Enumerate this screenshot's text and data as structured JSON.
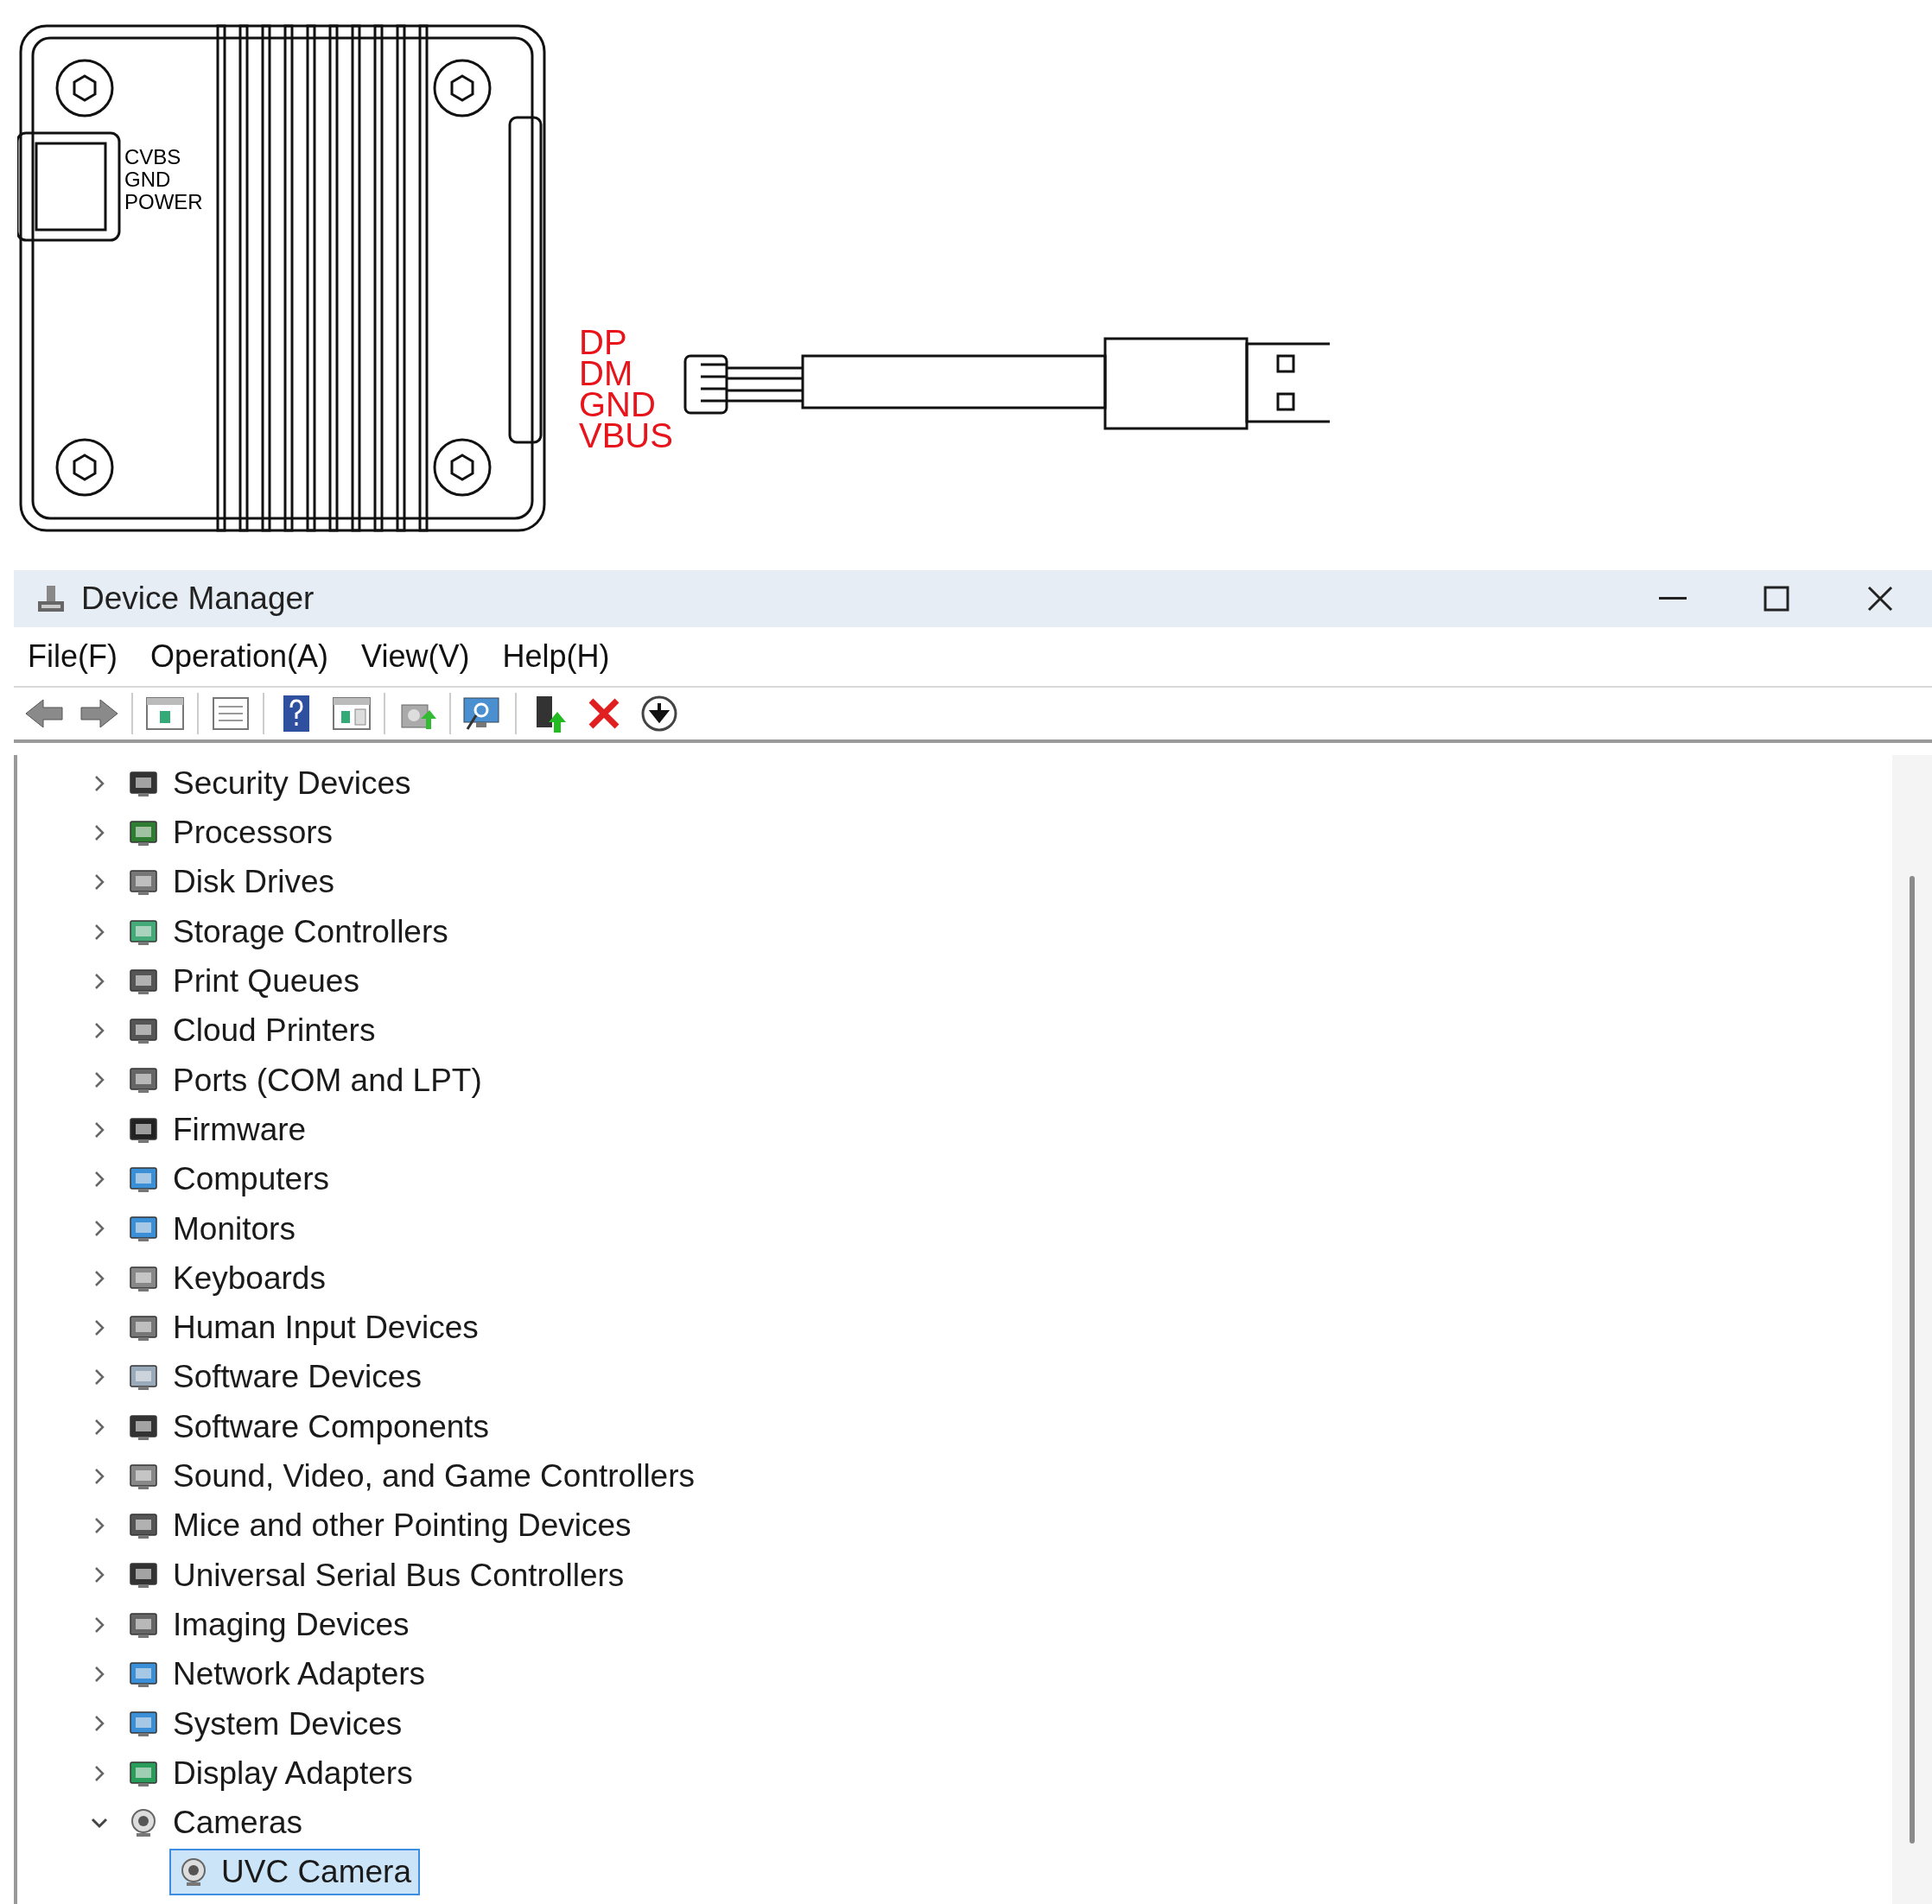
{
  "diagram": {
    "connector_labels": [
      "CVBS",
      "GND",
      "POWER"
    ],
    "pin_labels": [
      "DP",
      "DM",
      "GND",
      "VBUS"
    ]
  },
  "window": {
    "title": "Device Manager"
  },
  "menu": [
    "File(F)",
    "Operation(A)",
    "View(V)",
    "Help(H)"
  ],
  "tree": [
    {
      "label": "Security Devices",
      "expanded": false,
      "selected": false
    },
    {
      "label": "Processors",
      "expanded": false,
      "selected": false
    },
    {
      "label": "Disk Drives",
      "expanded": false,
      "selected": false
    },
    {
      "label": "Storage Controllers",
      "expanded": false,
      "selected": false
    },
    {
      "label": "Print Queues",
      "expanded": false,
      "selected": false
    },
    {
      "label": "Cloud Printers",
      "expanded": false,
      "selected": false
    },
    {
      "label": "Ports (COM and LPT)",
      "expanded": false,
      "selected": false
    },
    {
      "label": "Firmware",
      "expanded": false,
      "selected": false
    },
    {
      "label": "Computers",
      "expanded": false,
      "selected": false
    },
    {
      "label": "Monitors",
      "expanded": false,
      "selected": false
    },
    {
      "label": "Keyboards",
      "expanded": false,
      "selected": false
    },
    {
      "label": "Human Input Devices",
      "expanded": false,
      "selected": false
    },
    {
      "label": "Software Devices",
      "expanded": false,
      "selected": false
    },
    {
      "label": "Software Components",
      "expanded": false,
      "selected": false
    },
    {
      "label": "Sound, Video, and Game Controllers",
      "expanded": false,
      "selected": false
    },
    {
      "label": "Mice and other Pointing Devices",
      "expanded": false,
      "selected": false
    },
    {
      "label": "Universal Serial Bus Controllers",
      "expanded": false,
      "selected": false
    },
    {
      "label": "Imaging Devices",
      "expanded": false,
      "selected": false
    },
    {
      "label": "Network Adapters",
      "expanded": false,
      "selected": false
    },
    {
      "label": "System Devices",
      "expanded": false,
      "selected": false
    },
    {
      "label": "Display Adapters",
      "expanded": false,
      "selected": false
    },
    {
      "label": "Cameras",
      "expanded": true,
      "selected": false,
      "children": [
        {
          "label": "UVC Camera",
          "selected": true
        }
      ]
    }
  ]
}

---

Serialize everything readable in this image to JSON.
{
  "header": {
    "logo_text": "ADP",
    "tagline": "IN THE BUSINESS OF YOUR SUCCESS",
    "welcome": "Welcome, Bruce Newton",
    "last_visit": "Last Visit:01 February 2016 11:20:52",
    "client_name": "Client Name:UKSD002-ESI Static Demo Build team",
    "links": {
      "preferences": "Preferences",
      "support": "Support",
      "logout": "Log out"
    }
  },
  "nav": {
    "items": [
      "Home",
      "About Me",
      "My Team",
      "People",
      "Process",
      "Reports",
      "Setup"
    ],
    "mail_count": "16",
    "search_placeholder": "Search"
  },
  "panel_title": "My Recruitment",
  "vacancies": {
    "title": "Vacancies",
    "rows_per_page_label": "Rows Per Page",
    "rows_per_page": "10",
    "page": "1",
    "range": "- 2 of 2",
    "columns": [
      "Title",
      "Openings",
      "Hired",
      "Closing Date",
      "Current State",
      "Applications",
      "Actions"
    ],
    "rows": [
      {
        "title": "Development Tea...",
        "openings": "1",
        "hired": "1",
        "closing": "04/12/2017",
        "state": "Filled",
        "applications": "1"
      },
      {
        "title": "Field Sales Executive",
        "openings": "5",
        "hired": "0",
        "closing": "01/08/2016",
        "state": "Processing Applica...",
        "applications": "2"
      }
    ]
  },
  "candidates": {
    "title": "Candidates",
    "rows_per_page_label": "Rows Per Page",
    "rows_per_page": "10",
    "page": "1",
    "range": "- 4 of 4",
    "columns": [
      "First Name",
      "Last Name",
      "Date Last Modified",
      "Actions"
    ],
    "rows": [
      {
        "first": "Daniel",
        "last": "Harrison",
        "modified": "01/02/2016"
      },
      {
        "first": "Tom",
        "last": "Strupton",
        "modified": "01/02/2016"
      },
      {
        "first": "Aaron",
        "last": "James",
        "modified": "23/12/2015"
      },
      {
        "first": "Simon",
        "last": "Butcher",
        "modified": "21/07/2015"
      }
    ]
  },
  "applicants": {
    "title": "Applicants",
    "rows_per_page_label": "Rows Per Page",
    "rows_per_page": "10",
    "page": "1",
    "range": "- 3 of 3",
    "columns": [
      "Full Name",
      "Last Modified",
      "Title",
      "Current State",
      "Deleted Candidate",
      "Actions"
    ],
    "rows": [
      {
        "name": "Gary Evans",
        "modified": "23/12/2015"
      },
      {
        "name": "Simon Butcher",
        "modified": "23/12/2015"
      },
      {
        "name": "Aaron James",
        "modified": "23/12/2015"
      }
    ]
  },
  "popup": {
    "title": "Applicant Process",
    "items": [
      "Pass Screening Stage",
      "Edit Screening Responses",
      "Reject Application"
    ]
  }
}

(Problem statement): Tell how many lines contain the word "JSON", using only the number.

(Solution): 2